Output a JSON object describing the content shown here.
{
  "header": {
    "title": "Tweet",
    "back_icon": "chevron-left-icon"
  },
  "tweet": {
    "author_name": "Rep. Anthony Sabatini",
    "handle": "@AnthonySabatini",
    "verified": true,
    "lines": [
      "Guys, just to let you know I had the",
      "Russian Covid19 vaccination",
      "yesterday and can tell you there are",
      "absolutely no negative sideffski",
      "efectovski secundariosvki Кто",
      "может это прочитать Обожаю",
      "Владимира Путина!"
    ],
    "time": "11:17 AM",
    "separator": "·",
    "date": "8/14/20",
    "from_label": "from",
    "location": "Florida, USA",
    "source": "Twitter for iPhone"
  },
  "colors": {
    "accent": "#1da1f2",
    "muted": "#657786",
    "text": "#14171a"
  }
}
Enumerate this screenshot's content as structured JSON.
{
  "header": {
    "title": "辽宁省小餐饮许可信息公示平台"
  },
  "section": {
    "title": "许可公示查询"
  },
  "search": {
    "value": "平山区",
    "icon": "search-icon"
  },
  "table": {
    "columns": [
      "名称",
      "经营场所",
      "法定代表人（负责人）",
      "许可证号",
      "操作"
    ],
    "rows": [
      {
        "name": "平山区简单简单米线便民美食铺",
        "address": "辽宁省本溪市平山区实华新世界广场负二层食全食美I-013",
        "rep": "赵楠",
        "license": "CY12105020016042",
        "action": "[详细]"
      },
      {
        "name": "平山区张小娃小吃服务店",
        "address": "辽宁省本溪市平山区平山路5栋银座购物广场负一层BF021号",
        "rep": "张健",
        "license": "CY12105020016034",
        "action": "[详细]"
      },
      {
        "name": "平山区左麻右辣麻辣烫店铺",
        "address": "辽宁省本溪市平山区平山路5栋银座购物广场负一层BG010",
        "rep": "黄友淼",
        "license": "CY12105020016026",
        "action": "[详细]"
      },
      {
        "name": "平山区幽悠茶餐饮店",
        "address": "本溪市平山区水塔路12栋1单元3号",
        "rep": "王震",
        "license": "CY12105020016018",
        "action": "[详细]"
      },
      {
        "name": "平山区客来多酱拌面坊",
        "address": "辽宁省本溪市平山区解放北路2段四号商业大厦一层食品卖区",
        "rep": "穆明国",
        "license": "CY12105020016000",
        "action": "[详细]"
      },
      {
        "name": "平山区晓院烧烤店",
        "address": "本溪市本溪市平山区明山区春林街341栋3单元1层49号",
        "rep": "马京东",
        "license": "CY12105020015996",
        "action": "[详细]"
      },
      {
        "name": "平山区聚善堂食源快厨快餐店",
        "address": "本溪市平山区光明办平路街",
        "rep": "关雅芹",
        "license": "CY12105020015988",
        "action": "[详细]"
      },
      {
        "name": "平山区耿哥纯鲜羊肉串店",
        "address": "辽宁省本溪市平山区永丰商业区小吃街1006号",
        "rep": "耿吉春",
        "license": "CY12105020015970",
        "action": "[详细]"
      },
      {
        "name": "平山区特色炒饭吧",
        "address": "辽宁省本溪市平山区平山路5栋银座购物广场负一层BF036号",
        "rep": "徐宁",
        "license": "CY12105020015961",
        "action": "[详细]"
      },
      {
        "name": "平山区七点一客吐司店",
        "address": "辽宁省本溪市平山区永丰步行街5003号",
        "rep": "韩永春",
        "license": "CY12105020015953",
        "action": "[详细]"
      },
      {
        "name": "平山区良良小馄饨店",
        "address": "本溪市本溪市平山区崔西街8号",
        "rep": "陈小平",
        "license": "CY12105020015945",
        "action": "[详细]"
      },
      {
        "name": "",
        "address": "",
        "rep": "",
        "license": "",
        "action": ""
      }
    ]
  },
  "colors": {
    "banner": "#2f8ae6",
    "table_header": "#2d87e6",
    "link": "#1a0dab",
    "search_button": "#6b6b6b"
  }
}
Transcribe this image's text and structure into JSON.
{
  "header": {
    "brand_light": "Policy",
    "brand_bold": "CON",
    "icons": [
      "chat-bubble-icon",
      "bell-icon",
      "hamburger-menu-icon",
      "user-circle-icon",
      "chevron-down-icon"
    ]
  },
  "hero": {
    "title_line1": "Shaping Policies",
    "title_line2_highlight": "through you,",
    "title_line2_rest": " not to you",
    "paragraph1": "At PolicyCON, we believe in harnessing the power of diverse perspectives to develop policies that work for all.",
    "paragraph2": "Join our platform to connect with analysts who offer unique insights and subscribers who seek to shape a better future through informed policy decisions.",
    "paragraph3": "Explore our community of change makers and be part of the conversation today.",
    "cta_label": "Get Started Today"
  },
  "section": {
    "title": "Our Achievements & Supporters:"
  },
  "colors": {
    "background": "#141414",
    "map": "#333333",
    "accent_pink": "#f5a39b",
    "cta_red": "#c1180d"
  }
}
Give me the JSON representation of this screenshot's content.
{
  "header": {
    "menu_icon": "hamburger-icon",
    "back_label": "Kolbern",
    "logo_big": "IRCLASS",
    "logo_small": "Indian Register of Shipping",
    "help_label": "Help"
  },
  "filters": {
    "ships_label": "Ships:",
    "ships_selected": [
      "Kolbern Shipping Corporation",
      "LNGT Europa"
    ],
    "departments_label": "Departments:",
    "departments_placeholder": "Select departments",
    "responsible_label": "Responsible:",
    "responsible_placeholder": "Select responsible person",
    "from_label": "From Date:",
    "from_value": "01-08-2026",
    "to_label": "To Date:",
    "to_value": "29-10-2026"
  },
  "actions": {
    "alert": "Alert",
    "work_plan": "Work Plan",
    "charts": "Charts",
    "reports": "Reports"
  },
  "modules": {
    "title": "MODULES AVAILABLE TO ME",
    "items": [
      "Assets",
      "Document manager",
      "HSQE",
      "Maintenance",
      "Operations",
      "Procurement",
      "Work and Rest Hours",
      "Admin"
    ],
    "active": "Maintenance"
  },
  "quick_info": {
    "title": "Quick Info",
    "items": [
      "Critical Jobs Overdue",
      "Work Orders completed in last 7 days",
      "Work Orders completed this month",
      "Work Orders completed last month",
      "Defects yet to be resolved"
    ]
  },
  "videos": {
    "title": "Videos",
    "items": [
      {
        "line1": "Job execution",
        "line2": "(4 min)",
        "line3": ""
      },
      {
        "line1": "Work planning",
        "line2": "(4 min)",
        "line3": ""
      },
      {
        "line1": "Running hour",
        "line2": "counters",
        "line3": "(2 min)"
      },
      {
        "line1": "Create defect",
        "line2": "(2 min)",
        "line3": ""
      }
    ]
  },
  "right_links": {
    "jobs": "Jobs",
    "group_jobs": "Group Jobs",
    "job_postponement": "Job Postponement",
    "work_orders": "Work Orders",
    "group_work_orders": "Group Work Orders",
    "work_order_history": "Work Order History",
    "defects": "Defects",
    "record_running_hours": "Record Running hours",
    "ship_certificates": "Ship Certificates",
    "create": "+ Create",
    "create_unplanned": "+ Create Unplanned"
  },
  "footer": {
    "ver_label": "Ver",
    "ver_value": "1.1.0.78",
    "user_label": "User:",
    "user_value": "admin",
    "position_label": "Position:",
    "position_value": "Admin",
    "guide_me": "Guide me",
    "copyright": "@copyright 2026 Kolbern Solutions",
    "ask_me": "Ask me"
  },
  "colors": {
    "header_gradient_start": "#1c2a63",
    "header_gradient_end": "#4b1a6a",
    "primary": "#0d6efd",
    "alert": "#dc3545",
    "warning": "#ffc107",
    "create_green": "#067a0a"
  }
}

> EXERCISE DIRECTIONS
Search the records above for "JSON". Copy each line where it is found.

> RESPONSE BELOW
Output a JSON object describing the content shown here.
Enumerate this screenshot's content as structured JSON.
Transcribe this image's text and structure into JSON.
Give me the JSON representation of this screenshot's content.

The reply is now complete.